Dataset entries on figures:

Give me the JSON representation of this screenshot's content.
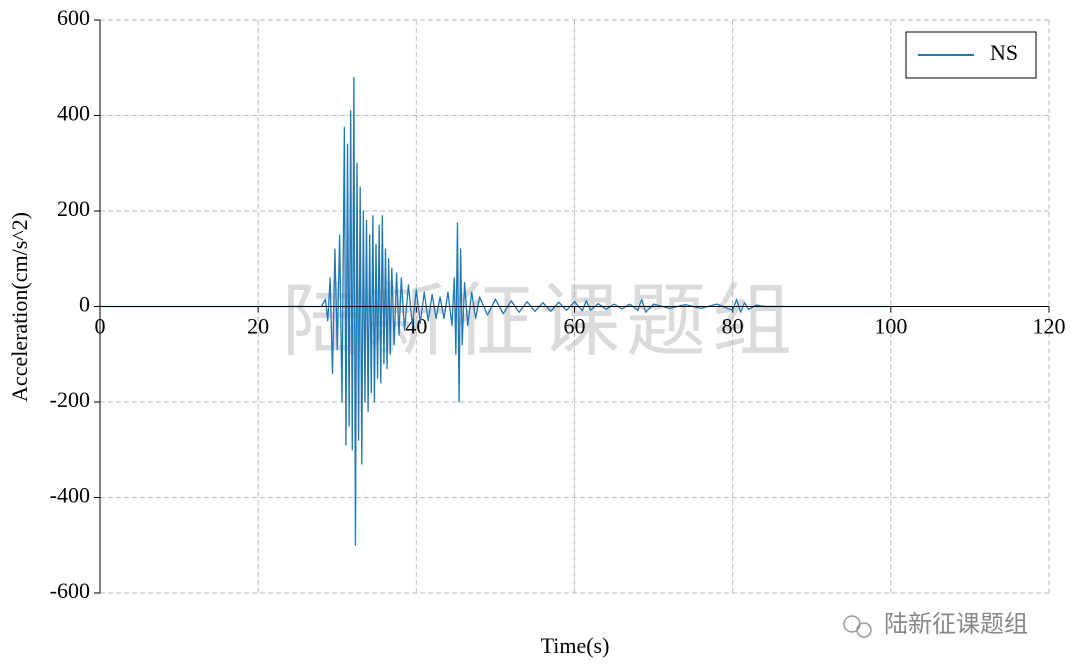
{
  "chart_data": {
    "type": "line",
    "xlabel": "Time(s)",
    "ylabel": "Acceleration(cm/s^2)",
    "x": [
      0,
      28,
      28.5,
      28.8,
      29.1,
      29.4,
      29.7,
      30,
      30.3,
      30.6,
      30.9,
      31.1,
      31.3,
      31.5,
      31.7,
      31.9,
      32.1,
      32.3,
      32.5,
      32.7,
      32.9,
      33.1,
      33.3,
      33.5,
      33.7,
      33.9,
      34.1,
      34.3,
      34.5,
      34.7,
      34.9,
      35.1,
      35.3,
      35.5,
      35.7,
      35.9,
      36.1,
      36.3,
      36.5,
      36.7,
      36.9,
      37.2,
      37.5,
      37.8,
      38.1,
      38.5,
      39,
      39.5,
      40,
      40.5,
      41,
      41.5,
      42,
      42.5,
      43,
      43.5,
      44,
      44.5,
      44.8,
      45,
      45.2,
      45.4,
      45.6,
      45.8,
      46.1,
      46.5,
      47,
      47.5,
      48,
      49,
      50,
      51,
      52,
      53,
      54,
      55,
      56,
      57,
      58,
      59,
      60,
      61,
      61.5,
      62,
      63,
      64,
      65,
      66,
      67,
      68,
      68.5,
      69,
      70,
      72,
      74,
      76,
      78,
      80,
      80.5,
      81,
      81.5,
      82,
      83,
      84,
      100
    ],
    "series": [
      {
        "name": "NS",
        "color": "#1f77b4",
        "values": [
          0,
          0,
          15,
          -30,
          60,
          -140,
          120,
          -90,
          150,
          -200,
          375,
          -290,
          340,
          -250,
          410,
          -300,
          480,
          -500,
          300,
          -280,
          250,
          -330,
          200,
          -200,
          180,
          -220,
          150,
          -180,
          190,
          -200,
          130,
          -150,
          170,
          -160,
          190,
          -120,
          120,
          -130,
          100,
          -100,
          80,
          -80,
          70,
          -60,
          60,
          -50,
          45,
          -40,
          35,
          -35,
          30,
          -30,
          25,
          -25,
          20,
          -25,
          30,
          -40,
          60,
          -100,
          175,
          -200,
          120,
          -80,
          50,
          -40,
          30,
          -25,
          20,
          -18,
          15,
          -15,
          12,
          -12,
          10,
          -10,
          8,
          -10,
          9,
          -8,
          10,
          -9,
          12,
          -8,
          6,
          -6,
          5,
          -5,
          5,
          -8,
          15,
          -12,
          5,
          -4,
          4,
          -4,
          5,
          -8,
          15,
          -12,
          8,
          -6,
          3,
          0,
          0
        ]
      }
    ],
    "xlim": [
      0,
      120
    ],
    "xticks": [
      0,
      20,
      40,
      60,
      80,
      100,
      120
    ],
    "ylim": [
      -600,
      600
    ],
    "yticks": [
      -600,
      -400,
      -200,
      0,
      200,
      400,
      600
    ],
    "grid": true,
    "legend": "upper right",
    "watermark": "陆新征课题组",
    "source": "陆新征课题组"
  }
}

**TASK:** Transcribe the records above exactly, leaving out every picture.

**SOLUTION FOR THIS PROBLEM:**
Give me the JSON representation of this screenshot's content.
{
  "chart_data": {
    "type": "line",
    "xlabel": "Time(s)",
    "ylabel": "Acceleration(cm/s^2)",
    "x": [
      0,
      28,
      28.5,
      28.8,
      29.1,
      29.4,
      29.7,
      30,
      30.3,
      30.6,
      30.9,
      31.1,
      31.3,
      31.5,
      31.7,
      31.9,
      32.1,
      32.3,
      32.5,
      32.7,
      32.9,
      33.1,
      33.3,
      33.5,
      33.7,
      33.9,
      34.1,
      34.3,
      34.5,
      34.7,
      34.9,
      35.1,
      35.3,
      35.5,
      35.7,
      35.9,
      36.1,
      36.3,
      36.5,
      36.7,
      36.9,
      37.2,
      37.5,
      37.8,
      38.1,
      38.5,
      39,
      39.5,
      40,
      40.5,
      41,
      41.5,
      42,
      42.5,
      43,
      43.5,
      44,
      44.5,
      44.8,
      45,
      45.2,
      45.4,
      45.6,
      45.8,
      46.1,
      46.5,
      47,
      47.5,
      48,
      49,
      50,
      51,
      52,
      53,
      54,
      55,
      56,
      57,
      58,
      59,
      60,
      61,
      61.5,
      62,
      63,
      64,
      65,
      66,
      67,
      68,
      68.5,
      69,
      70,
      72,
      74,
      76,
      78,
      80,
      80.5,
      81,
      81.5,
      82,
      83,
      84,
      100
    ],
    "series": [
      {
        "name": "NS",
        "color": "#1f77b4",
        "values": [
          0,
          0,
          15,
          -30,
          60,
          -140,
          120,
          -90,
          150,
          -200,
          375,
          -290,
          340,
          -250,
          410,
          -300,
          480,
          -500,
          300,
          -280,
          250,
          -330,
          200,
          -200,
          180,
          -220,
          150,
          -180,
          190,
          -200,
          130,
          -150,
          170,
          -160,
          190,
          -120,
          120,
          -130,
          100,
          -100,
          80,
          -80,
          70,
          -60,
          60,
          -50,
          45,
          -40,
          35,
          -35,
          30,
          -30,
          25,
          -25,
          20,
          -25,
          30,
          -40,
          60,
          -100,
          175,
          -200,
          120,
          -80,
          50,
          -40,
          30,
          -25,
          20,
          -18,
          15,
          -15,
          12,
          -12,
          10,
          -10,
          8,
          -10,
          9,
          -8,
          10,
          -9,
          12,
          -8,
          6,
          -6,
          5,
          -5,
          5,
          -8,
          15,
          -12,
          5,
          -4,
          4,
          -4,
          5,
          -8,
          15,
          -12,
          8,
          -6,
          3,
          0,
          0
        ]
      }
    ],
    "xlim": [
      0,
      120
    ],
    "xticks": [
      0,
      20,
      40,
      60,
      80,
      100,
      120
    ],
    "ylim": [
      -600,
      600
    ],
    "yticks": [
      -600,
      -400,
      -200,
      0,
      200,
      400,
      600
    ],
    "grid": true,
    "legend": "upper right",
    "watermark": "陆新征课题组",
    "source": "陆新征课题组"
  }
}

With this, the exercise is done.